Lines of data:

══════════

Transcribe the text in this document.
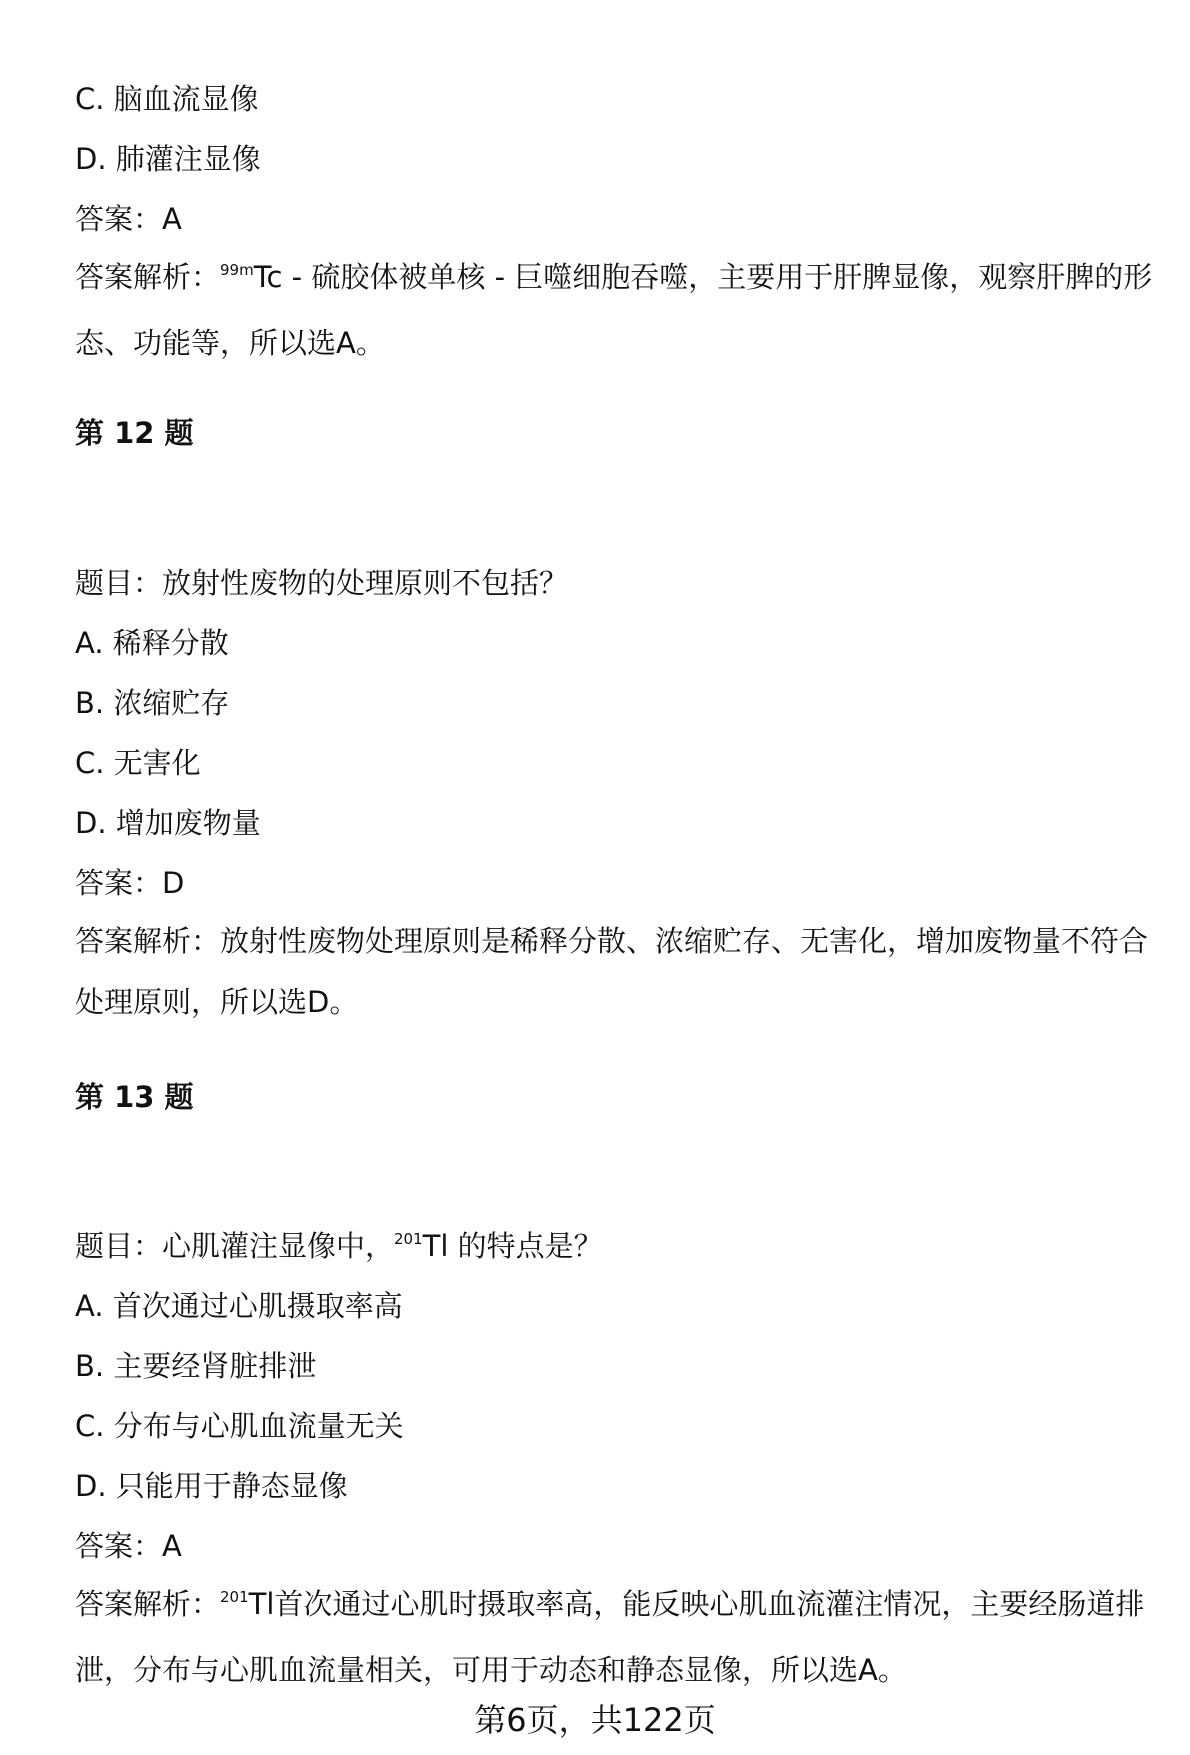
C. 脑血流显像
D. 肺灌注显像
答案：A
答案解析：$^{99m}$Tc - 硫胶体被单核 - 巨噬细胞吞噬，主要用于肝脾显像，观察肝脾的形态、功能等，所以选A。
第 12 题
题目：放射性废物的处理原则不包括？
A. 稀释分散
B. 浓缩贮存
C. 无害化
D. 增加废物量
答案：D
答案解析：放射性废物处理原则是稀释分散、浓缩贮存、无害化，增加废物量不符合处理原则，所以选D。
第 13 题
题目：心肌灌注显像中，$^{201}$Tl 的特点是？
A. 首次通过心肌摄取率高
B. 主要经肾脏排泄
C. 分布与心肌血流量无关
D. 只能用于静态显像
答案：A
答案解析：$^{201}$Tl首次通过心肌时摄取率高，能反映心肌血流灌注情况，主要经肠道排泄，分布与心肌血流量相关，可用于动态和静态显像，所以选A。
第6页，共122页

══════════

■ **EXERCISE PROMPT**
How many lines in the entries contain the string "浓缩贮存"? Answer with the number only.

■ **ANSWER TO THIS EXERCISE**
2